Trecho da fonte —
────────

Os envenenamentos provocaram protestos públicos, e jornais de todo o país cobriram o caso em profundidade.

O artista John Leech talvez tenha se tornado tão conhecido por seu desenho de um esqueleto misturando açúcar em uma loja de doces publicada na revista Punch, quanto por ilustrar a primeira edição de Um Conto de Natal, de Charles Dickens.

Mas o sofrimento foi mais sentido em Bradford — agora uma cidade, mas antes um distrito de 50.000 habitantes — onde "por um breve período, [foi] como se uma terrível praga nos tivesse atingido", escreveu o Bradford Observer.

Oficialmente, 20 pessoas — muitas delas crianças — morreram e outras 200 ficaram gravemente doentes, mas a dra. Padgett suspeita que os números tenham sido bastante superiores, pois os doces também foram encontrados em Leeds e em Bolton.

────────

[Itens de dados]

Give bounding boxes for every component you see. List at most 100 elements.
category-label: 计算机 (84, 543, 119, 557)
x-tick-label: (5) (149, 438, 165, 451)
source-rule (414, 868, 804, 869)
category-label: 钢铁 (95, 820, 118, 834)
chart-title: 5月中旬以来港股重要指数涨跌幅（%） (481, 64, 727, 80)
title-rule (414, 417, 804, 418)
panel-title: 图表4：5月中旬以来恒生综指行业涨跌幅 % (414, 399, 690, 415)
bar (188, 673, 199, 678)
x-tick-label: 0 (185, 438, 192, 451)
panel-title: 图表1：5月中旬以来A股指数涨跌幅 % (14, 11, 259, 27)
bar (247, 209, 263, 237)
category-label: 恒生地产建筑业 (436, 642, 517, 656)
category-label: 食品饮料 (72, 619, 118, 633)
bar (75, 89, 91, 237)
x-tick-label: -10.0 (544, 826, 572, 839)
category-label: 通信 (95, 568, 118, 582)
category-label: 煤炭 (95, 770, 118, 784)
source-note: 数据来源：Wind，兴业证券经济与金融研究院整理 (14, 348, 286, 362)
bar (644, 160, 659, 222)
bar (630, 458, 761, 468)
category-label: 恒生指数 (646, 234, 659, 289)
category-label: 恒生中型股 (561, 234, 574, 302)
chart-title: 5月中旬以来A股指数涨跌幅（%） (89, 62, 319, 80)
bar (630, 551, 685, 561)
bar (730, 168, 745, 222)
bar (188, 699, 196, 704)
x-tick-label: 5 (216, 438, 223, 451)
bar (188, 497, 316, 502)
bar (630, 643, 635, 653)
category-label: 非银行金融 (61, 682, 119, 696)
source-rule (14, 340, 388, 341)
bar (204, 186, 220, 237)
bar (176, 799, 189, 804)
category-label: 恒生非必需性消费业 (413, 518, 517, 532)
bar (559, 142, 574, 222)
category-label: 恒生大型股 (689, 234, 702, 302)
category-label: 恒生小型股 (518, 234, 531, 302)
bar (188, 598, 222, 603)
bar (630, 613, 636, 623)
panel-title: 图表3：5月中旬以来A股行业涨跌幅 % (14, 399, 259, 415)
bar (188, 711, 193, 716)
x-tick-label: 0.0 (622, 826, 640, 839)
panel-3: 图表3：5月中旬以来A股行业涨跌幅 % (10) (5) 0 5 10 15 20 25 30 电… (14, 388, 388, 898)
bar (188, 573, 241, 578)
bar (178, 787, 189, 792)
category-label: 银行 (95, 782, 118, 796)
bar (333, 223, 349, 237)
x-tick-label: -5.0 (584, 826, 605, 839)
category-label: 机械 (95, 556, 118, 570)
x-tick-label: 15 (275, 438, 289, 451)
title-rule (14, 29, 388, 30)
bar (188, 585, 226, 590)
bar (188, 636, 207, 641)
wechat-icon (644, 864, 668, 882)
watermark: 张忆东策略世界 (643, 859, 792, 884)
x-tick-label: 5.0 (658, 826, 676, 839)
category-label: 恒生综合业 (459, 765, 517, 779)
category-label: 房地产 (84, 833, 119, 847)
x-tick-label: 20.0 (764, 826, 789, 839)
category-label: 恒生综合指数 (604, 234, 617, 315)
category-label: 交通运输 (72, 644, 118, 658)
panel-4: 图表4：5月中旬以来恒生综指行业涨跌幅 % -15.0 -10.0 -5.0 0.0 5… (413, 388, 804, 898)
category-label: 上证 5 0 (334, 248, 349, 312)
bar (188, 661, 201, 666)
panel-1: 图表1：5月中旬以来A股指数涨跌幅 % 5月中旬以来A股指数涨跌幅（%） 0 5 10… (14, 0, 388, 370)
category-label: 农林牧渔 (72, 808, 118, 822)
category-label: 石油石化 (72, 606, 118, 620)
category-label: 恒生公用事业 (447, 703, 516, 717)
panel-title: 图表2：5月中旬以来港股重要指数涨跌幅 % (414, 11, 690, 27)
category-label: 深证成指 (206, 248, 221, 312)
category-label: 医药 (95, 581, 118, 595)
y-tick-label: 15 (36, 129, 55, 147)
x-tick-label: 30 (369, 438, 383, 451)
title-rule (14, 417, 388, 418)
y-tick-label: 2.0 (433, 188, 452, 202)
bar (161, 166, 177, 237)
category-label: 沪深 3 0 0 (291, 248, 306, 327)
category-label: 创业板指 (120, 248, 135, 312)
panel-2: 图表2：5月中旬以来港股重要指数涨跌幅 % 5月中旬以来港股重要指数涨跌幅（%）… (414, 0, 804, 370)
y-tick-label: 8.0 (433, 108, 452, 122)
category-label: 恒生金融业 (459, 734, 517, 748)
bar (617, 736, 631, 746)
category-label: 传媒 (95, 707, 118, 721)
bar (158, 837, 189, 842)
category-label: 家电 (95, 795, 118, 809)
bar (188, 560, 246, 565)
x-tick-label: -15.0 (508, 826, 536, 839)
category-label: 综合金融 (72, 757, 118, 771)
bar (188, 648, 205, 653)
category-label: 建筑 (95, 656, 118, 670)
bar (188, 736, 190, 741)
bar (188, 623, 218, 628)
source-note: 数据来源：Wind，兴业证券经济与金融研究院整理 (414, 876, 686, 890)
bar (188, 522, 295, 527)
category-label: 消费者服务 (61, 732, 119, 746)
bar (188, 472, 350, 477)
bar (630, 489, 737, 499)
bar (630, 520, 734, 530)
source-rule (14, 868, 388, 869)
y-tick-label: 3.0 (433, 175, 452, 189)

────────

Item de trabalho — Transcreva a parte do texto sobre os envenenamentos em Bradford que começa em "Oficialmente, 20 pessoas" e vai até "e em Bolton.".

Espaço da resposta —
Oficialmente, 20 pessoas — muitas delas crianças — morreram e outras 200 ficaram gravemente doentes, mas a dra. Padgett suspeita que os números tenham sido bastante superiores, pois os doces também foram encontrados em Leeds e em Bolton.